Extracted data entries
## Begin

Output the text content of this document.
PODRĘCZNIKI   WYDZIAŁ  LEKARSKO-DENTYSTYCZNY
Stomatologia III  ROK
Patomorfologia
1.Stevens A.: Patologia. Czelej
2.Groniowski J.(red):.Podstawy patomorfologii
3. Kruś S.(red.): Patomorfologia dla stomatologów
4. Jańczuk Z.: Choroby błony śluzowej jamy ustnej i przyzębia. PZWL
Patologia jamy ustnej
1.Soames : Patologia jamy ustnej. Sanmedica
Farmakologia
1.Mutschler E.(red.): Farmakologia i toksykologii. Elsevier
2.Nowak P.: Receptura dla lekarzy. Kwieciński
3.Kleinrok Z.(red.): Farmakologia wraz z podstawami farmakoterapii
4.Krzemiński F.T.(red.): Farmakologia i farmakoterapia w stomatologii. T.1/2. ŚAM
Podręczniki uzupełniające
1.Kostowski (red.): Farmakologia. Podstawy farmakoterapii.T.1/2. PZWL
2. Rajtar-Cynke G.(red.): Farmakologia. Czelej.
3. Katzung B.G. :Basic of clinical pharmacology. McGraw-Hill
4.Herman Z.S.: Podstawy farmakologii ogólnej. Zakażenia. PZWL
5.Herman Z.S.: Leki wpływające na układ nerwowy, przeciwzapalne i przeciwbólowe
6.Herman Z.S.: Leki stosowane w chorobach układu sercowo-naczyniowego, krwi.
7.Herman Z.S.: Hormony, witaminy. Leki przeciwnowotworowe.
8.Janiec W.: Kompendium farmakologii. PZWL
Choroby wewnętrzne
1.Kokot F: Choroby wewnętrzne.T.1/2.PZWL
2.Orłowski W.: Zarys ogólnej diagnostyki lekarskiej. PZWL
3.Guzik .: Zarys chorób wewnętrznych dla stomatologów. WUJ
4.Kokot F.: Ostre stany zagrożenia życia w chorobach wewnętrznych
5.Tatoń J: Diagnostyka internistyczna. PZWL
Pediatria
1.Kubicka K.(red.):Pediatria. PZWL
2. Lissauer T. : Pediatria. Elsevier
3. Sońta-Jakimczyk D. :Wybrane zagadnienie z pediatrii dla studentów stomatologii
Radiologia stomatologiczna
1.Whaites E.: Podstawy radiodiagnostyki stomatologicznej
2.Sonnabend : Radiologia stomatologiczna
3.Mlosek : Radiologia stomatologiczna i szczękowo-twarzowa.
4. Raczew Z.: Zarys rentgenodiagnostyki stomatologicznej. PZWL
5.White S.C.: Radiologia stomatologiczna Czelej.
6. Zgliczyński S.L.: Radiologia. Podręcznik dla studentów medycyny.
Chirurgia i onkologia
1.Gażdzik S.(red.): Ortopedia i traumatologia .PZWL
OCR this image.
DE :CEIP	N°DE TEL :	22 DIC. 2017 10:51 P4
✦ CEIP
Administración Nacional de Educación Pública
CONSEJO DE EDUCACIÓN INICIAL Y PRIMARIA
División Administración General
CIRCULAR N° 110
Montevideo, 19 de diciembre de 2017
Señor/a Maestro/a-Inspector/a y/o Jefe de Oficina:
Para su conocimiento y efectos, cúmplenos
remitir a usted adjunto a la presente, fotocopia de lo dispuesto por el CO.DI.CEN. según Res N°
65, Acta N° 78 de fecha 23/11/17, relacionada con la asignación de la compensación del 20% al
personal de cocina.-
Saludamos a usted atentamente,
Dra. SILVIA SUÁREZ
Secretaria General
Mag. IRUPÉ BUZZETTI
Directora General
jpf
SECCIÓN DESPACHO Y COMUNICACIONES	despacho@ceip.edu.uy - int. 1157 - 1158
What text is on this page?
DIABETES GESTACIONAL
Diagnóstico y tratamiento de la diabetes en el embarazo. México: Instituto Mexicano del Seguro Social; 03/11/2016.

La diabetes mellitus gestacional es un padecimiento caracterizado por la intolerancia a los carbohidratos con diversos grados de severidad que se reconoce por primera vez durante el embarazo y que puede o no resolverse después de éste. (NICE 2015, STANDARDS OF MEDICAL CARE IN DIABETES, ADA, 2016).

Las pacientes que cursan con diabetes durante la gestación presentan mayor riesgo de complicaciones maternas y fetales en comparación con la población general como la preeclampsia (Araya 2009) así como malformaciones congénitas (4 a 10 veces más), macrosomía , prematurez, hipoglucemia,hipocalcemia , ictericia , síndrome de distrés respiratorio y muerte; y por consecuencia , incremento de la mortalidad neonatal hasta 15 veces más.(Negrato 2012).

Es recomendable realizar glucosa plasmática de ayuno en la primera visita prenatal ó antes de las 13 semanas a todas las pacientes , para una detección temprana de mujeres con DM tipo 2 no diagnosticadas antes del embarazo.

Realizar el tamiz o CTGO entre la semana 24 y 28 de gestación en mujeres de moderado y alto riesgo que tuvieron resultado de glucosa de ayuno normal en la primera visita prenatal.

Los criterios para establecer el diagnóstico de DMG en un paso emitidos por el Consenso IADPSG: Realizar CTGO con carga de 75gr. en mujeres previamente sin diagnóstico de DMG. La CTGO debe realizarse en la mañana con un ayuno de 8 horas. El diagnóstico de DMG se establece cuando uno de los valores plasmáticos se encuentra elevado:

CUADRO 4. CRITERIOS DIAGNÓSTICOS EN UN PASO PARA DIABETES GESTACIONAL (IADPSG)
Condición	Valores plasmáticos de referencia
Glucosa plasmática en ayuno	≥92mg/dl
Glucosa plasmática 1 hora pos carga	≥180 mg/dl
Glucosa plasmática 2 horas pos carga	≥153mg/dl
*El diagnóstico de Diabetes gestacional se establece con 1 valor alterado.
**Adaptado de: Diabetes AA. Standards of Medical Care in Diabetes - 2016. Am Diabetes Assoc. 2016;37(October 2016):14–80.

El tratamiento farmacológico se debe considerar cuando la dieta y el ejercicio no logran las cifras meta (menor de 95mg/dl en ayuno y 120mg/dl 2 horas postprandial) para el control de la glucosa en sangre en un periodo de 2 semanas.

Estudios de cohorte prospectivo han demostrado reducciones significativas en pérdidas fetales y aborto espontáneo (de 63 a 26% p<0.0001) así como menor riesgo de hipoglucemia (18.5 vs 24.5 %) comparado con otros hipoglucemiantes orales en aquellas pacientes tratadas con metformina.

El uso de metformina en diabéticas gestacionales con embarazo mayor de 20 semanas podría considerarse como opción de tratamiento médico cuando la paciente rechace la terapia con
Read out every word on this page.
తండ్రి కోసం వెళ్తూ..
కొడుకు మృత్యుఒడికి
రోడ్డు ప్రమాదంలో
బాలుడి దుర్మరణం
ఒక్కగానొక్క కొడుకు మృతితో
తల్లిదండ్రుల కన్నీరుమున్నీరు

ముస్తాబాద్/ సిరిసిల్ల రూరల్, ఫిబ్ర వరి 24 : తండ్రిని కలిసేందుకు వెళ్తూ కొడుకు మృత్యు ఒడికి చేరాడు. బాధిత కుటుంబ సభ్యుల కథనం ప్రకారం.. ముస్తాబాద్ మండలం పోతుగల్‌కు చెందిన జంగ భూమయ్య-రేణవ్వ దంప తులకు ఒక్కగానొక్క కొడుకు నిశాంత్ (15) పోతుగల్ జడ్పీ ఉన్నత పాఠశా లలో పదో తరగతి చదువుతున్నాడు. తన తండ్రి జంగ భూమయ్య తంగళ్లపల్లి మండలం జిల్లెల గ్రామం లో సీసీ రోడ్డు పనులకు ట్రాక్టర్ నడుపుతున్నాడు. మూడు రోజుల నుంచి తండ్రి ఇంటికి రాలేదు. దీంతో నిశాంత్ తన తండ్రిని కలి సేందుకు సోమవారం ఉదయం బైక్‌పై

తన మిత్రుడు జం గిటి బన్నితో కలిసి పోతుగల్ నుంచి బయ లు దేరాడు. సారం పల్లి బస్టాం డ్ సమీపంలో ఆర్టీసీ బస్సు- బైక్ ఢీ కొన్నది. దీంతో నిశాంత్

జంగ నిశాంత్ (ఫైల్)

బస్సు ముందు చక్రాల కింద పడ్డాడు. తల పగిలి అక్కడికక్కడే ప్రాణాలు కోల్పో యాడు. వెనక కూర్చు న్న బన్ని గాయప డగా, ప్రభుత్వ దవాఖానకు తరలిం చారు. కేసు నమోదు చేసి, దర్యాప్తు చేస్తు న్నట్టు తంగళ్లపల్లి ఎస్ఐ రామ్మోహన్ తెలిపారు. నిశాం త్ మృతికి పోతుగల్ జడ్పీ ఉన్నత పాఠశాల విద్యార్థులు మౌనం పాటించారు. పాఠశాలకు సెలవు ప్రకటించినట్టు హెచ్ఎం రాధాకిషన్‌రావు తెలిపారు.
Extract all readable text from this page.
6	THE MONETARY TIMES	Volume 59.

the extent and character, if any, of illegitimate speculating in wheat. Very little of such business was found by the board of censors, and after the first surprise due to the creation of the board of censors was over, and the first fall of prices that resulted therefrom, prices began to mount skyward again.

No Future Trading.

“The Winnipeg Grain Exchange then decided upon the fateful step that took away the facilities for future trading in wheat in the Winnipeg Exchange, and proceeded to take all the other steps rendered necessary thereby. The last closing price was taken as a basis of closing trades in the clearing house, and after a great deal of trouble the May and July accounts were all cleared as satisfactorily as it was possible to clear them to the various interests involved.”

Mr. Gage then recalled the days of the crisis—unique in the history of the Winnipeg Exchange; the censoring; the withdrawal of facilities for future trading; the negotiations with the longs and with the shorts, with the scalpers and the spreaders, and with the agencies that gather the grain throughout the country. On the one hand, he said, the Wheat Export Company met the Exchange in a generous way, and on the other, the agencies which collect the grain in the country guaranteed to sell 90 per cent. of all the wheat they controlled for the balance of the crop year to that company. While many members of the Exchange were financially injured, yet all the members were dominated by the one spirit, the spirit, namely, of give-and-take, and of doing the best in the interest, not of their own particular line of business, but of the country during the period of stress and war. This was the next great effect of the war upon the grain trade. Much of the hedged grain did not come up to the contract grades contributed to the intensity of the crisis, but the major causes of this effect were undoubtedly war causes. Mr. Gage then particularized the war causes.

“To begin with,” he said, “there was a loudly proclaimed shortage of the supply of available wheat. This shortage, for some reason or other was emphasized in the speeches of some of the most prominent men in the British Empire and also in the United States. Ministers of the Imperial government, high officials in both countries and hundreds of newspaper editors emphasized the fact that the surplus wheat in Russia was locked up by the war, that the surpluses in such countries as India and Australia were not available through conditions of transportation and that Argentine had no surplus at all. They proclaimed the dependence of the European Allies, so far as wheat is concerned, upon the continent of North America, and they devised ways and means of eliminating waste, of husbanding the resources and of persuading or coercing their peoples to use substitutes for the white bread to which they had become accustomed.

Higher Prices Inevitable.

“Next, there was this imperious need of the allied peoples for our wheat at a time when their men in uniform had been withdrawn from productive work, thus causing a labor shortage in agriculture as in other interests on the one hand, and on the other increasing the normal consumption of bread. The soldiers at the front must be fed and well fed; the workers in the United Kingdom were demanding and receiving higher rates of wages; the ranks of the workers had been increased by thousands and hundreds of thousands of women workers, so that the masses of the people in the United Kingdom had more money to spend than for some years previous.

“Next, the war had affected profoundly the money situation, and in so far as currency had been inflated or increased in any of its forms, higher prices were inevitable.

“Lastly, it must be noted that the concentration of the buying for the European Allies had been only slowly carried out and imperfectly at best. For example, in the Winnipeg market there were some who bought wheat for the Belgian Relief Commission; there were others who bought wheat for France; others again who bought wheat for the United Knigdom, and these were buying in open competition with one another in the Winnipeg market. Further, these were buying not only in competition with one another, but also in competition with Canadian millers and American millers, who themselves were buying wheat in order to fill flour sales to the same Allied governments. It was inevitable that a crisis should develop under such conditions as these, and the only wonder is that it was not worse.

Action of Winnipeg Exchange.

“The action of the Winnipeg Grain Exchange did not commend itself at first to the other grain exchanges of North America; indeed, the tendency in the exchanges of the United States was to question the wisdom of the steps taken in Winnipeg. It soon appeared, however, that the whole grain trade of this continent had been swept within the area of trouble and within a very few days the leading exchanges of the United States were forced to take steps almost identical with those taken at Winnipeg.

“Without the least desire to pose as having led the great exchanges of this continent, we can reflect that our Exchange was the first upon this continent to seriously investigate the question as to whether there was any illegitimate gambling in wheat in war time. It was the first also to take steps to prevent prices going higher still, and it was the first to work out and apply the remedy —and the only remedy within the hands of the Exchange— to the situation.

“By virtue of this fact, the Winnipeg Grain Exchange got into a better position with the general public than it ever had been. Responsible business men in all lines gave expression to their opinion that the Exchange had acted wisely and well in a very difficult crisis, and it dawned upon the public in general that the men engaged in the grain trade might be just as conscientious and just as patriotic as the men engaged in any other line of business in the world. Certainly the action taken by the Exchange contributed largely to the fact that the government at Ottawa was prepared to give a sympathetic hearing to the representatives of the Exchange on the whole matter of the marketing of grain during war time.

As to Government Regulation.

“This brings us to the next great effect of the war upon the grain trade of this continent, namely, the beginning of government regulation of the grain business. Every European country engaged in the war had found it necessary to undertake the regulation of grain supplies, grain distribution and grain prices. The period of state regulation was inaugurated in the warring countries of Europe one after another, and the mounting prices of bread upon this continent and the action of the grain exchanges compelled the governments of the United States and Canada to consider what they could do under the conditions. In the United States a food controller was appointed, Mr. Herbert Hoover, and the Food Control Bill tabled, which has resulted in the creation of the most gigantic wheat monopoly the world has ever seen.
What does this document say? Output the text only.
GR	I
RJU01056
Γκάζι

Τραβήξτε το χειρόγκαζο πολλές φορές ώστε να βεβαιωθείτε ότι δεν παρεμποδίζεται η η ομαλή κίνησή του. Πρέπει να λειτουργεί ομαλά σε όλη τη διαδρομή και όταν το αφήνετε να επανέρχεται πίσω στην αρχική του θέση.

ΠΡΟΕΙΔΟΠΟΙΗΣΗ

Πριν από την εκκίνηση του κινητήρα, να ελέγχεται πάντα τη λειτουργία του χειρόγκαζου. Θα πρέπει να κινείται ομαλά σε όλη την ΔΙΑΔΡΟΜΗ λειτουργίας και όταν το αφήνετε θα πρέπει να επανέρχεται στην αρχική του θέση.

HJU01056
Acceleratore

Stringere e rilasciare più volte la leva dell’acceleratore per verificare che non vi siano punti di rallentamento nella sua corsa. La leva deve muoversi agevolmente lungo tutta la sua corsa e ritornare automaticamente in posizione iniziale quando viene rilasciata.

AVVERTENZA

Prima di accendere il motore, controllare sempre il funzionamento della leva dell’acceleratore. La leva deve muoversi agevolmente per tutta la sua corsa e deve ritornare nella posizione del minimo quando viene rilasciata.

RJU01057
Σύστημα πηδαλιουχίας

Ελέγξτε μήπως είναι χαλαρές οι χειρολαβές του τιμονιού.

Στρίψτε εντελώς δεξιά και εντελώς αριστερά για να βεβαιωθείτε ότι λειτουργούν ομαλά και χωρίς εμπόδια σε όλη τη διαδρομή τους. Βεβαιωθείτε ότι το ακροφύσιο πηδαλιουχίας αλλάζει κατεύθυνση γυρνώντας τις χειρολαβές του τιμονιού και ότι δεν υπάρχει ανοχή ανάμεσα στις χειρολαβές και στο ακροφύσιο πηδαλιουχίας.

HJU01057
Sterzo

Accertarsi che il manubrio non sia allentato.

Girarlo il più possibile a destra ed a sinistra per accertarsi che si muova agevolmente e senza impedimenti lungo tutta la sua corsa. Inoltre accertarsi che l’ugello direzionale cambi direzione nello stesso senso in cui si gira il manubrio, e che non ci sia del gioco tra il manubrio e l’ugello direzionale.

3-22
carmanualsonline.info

## End

| GIVEN TASK |
Would you quote, exactly and only, the lines from the one containing "What does this" to the end of the entries?

| CORRECT RESULT |
What does this document say? Output the text only.
GR	I
RJU01056
Γκάζι

Τραβήξτε το χειρόγκαζο πολλές φορές ώστε να βεβαιωθείτε ότι δεν παρεμποδίζεται η η ομαλή κίνησή του. Πρέπει να λειτουργεί ομαλά σε όλη τη διαδρομή και όταν το αφήνετε να επανέρχεται πίσω στην αρχική του θέση.

ΠΡΟΕΙΔΟΠΟΙΗΣΗ

Πριν από την εκκίνηση του κινητήρα, να ελέγχεται πάντα τη λειτουργία του χειρόγκαζου. Θα πρέπει να κινείται ομαλά σε όλη την ΔΙΑΔΡΟΜΗ λειτουργίας και όταν το αφήνετε θα πρέπει να επανέρχεται στην αρχική του θέση.

HJU01056
Acceleratore

Stringere e rilasciare più volte la leva dell’acceleratore per verificare che non vi siano punti di rallentamento nella sua corsa. La leva deve muoversi agevolmente lungo tutta la sua corsa e ritornare automaticamente in posizione iniziale quando viene rilasciata.

AVVERTENZA

Prima di accendere il motore, controllare sempre il funzionamento della leva dell’acceleratore. La leva deve muoversi agevolmente per tutta la sua corsa e deve ritornare nella posizione del minimo quando viene rilasciata.

RJU01057
Σύστημα πηδαλιουχίας

Ελέγξτε μήπως είναι χαλαρές οι χειρολαβές του τιμονιού.

Στρίψτε εντελώς δεξιά και εντελώς αριστερά για να βεβαιωθείτε ότι λειτουργούν ομαλά και χωρίς εμπόδια σε όλη τη διαδρομή τους. Βεβαιωθείτε ότι το ακροφύσιο πηδαλιουχίας αλλάζει κατεύθυνση γυρνώντας τις χειρολαβές του τιμονιού και ότι δεν υπάρχει ανοχή ανάμεσα στις χειρολαβές και στο ακροφύσιο πηδαλιουχίας.

HJU01057
Sterzo

Accertarsi che il manubrio non sia allentato.

Girarlo il più possibile a destra ed a sinistra per accertarsi che si muova agevolmente e senza impedimenti lungo tutta la sua corsa. Inoltre accertarsi che l’ugello direzionale cambi direzione nello stesso senso in cui si gira il manubrio, e che non ci sia del gioco tra il manubrio e l’ugello direzionale.

3-22
carmanualsonline.info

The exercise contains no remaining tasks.